• WAT TE DOEN:
1: Klopt elk van deze uitspraken volgens het stuk over de toeristenbelasting? (a) Het tarief is € 1,25 per persoon per overnachting. (b) Bij de invordering kan kwijtschelding worden verleend. (c) De aangifte moet binnen drie maanden worden gedaan. Antwoord per uitspraak met ja of nee en citeer de woorden uit de tekst die de doorslag geven.
2: Schrijf uit het stuk over de toeristenbelasting het deel over dat begint bij de woorden met "Artikel 8 Belastingtarief" en ophoudt bij "aan een kalenderjaar.", woord voor woord.

• TEKST OM TE LEZEN:
┄┄┄┄┄┄

Artikel 7 Opteren voor niet forfaitaire maatstaf van heffing

In afwijking van het bepaalde in artikel 6 wordt op een door de belastingplichtige bij de aangifte gedane opgaaf de maatstaf van heffing vastgesteld op het werkelijke overnachtingen.

 

Artikel 8 Belastingtarief

Het tarief bedraagt € 1,25 per persoon per overnachting.

 

Artikel 9 Belastingjaar

Het belastingjaar is gelijk aan een kalenderjaar.

 

Artikel 10 Wijze van belastingheffing

De belasting wordt geheven bij wege van voldoening op aangifte.

 

Artikel 11 Aangifte

  • 1.

    De aangifte moet worden gedaan binnen twee maanden na verzending van de uitnodiging tot het doen van aangifte.

  • 2.

    Het uitnodigen tot het doen van aangifte kan, naast de op de in artikel 237, eerste lid, van de Gemeentewet aangegeven wijze, geschieden door het uitreiken, toezenden of elektronisch verzenden van een aangiftebrief waaruit blijkt de wijze van het doen van elektronische aangifte, een omschrijving van de gevraagde gegevens of bescheiden en de termijn waarbinnen aangifte moet worden gedaan.

  • 3.

    De belastingplichtige, als bedoeld in artikel 3 eerste lid, aan wie niet binnen twee maanden na afloop van het belastingjaar of kalenderjaar een aangiftebiljet is uitgereikt of een aanslag is opgelegd, is gehouden binnen een maand na het verstrijken van die twee maanden bij de in artikel 231, tweede lid, onderdeel b, van de Gemeentewet bedoelde gemeenteambtenaar een schriftelijk verzoek in te dienen om uitreiking van een aangiftebiljet.

 

Artikel 12 Kwijtschelding

Bij de invordering van de toeristenbelasting wordt geen kwijtschelding verleend.

 

Artikel 13 Aanmeldingsplicht
  • 1.

    De belastingplichtige, bedoeld in artikel 3, eerste lid, dient voordat hij voor de eerste maal na het inwerkingtreden van deze verordening gelegenheid tot verblijf verschaft, dit schriftelijk te melden aan de gemeente.

  • 2.

┄┄┄┄┄┄

• AANGELEVERD MATERIAAL:
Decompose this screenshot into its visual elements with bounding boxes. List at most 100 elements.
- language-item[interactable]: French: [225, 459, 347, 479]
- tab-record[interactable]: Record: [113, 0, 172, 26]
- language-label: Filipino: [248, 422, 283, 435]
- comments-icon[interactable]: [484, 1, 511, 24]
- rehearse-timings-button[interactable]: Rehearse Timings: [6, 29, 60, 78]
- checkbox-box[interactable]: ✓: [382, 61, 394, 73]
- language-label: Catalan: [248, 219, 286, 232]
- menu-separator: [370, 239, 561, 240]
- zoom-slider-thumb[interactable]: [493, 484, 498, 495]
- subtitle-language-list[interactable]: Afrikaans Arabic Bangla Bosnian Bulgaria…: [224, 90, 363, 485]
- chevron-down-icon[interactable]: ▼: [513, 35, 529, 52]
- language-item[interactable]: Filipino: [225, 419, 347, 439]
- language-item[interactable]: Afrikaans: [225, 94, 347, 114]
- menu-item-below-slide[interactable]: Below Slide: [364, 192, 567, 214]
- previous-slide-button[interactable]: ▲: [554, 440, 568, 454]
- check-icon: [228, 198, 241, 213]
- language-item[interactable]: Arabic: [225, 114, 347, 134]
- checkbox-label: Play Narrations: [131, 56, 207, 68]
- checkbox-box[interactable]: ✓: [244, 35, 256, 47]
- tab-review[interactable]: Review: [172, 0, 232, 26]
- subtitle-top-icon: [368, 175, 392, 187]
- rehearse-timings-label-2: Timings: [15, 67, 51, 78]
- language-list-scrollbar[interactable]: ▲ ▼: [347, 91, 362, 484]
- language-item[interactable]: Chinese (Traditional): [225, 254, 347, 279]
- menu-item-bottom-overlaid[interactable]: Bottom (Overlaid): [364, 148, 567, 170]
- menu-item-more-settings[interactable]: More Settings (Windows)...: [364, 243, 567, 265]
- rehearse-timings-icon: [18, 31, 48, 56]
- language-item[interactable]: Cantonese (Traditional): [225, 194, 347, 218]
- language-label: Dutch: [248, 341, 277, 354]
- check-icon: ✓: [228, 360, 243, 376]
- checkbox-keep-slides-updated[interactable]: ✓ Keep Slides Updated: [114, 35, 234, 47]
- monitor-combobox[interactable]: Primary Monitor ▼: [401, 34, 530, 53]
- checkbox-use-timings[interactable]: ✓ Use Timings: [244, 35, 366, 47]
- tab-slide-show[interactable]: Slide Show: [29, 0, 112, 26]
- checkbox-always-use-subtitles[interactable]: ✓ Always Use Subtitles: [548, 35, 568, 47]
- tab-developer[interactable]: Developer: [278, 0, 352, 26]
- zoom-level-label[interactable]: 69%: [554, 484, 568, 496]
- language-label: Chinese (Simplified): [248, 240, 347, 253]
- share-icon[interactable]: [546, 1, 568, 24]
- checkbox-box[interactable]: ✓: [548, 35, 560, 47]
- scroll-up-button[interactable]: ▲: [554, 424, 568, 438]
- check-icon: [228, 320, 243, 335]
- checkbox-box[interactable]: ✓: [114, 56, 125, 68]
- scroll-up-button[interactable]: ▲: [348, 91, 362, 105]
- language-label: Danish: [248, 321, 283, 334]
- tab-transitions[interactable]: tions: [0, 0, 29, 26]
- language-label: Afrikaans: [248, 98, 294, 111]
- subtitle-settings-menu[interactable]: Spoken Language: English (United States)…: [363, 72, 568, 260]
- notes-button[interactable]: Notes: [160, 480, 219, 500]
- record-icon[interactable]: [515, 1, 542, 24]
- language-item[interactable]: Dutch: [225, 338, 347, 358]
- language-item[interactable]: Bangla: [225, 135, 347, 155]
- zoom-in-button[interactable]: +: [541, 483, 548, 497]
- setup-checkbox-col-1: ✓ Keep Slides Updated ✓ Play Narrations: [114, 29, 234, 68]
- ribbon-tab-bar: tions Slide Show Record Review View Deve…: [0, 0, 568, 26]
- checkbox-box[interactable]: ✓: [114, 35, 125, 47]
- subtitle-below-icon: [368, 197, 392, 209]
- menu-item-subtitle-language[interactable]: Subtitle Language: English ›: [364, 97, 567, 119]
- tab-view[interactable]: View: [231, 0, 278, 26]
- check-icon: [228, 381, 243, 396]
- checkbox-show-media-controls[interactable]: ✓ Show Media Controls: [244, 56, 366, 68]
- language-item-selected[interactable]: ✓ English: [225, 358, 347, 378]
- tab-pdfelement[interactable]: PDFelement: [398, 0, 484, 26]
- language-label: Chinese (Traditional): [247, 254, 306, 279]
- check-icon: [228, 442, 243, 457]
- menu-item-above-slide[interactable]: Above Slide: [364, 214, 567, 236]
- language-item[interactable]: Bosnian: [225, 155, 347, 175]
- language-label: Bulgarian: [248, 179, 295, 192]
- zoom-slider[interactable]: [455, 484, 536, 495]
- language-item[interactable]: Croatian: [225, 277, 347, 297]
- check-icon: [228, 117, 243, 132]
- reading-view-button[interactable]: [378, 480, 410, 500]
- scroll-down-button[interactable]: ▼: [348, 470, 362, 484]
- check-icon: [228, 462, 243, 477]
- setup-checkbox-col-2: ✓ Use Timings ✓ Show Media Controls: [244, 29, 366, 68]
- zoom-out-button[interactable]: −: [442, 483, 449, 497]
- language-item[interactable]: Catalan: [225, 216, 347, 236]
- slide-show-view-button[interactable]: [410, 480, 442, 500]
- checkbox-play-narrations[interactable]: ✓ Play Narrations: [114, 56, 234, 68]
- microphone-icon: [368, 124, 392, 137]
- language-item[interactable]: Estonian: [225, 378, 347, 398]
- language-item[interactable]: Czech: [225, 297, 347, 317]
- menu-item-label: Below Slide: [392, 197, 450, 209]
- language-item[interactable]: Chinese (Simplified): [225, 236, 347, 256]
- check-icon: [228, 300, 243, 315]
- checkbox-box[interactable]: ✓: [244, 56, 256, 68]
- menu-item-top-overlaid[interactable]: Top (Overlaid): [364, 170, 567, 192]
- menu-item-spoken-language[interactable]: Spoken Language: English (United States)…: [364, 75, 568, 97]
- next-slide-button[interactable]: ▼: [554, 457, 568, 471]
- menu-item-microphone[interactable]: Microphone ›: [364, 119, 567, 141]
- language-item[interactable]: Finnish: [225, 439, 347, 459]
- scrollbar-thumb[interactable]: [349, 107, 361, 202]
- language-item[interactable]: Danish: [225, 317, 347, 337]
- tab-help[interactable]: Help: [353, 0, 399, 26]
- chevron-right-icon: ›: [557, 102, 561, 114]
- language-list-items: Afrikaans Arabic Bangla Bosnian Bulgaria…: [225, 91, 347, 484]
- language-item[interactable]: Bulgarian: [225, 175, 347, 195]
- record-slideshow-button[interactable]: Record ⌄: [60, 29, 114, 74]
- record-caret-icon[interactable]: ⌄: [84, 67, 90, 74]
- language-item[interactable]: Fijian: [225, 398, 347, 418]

┄┄┄┄┄┄

• ANTWOORDEN PER OPDRACHT:
1:
(a) Ja: "Het tarief bedraagt € 1,25 per persoon per overnachting."
(b) Nee: "Bij de invordering van de toeristenbelasting wordt geen kwijtschelding verleend."
(c) Nee: "De aangifte moet worden gedaan binnen twee maanden na verzending van de uitnodiging tot het doen van aangifte."

2:
Artikel 8 Belastingtarief

Het tarief bedraagt € 1,25 per persoon per overnachting.

 

Artikel 9 Belastingjaar

Het belastingjaar is gelijk aan een kalenderjaar.